## Prompt
Determine the number of lines in these entries that hold the word "August". Give the number and nothing more.

## Material for this exercise
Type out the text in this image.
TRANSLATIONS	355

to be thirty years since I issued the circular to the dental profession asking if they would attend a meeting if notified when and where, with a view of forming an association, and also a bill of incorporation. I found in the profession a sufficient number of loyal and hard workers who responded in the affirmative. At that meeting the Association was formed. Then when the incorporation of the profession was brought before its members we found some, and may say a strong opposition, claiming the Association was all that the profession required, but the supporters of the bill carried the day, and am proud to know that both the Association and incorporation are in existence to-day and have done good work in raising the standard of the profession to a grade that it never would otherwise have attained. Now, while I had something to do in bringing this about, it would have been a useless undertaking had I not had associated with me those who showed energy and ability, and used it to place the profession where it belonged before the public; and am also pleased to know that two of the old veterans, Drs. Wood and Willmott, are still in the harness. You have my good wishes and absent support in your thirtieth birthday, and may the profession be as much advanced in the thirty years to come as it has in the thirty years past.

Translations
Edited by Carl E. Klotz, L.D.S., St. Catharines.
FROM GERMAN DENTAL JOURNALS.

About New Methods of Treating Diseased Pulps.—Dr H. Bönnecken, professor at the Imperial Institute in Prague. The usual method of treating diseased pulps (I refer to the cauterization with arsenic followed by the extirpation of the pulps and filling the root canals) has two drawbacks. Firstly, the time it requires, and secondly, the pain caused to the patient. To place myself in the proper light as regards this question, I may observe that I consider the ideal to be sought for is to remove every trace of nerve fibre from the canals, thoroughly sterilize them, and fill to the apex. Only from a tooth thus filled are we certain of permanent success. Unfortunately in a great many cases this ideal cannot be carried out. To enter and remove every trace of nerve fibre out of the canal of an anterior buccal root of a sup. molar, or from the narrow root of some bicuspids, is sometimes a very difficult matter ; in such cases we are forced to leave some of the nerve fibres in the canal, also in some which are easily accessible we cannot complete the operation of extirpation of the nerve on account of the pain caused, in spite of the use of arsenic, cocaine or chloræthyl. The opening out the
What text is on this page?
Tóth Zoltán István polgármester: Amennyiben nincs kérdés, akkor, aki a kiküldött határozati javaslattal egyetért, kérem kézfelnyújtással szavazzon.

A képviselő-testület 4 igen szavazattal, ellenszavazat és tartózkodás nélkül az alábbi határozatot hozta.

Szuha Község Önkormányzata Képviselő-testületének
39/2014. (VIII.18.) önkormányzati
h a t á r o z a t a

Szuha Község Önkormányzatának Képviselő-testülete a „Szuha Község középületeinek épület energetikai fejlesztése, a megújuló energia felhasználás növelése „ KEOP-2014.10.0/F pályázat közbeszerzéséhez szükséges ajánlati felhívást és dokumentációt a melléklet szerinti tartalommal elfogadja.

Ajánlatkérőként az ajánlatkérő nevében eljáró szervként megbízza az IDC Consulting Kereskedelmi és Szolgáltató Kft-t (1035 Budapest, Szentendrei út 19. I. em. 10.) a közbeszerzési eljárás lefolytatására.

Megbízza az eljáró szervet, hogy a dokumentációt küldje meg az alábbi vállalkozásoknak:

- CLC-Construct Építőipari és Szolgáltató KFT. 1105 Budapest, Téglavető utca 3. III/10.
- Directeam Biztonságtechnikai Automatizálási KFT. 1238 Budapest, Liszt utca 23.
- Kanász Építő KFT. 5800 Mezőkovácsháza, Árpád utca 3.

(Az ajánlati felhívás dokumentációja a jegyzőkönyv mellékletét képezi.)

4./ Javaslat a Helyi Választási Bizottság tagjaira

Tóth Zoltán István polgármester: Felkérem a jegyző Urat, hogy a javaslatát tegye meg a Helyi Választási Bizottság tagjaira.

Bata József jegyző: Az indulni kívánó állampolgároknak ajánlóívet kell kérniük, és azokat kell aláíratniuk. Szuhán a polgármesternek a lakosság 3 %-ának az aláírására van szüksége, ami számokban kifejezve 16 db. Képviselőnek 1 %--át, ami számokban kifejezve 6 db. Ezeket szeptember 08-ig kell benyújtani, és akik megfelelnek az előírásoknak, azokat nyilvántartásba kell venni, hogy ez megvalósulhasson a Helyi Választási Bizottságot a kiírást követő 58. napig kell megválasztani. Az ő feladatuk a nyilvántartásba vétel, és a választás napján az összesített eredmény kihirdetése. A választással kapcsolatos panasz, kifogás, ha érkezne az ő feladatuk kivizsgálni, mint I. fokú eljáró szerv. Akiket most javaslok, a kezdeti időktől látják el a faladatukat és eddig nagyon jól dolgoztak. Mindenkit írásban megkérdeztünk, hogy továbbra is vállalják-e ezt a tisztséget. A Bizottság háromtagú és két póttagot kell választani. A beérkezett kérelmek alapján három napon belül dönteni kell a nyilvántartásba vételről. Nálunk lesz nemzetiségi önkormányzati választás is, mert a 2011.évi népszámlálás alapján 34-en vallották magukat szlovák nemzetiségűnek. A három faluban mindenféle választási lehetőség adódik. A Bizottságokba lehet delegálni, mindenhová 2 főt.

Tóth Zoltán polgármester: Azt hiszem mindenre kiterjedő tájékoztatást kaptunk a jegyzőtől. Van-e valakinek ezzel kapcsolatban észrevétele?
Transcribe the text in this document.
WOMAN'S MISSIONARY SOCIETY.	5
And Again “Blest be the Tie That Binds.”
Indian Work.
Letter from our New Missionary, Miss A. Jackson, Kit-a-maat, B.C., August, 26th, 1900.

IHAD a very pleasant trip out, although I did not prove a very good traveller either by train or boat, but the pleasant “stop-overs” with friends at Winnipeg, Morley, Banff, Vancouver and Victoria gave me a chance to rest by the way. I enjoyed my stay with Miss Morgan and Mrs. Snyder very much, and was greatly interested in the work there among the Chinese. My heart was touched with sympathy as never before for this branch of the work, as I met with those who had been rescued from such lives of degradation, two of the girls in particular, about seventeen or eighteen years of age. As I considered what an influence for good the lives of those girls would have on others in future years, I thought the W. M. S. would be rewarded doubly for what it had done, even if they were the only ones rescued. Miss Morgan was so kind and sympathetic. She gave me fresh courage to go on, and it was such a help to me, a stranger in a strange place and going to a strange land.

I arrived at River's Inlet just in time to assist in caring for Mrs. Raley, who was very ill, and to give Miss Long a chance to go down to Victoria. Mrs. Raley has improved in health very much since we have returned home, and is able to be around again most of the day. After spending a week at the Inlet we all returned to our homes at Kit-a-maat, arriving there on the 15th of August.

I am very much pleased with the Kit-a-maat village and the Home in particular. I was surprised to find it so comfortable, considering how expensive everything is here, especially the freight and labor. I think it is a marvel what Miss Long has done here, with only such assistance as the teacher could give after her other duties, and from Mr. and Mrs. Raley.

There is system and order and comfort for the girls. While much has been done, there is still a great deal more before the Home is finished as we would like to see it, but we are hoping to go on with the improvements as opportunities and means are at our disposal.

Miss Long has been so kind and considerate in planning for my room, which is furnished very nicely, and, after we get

## Worked answer
2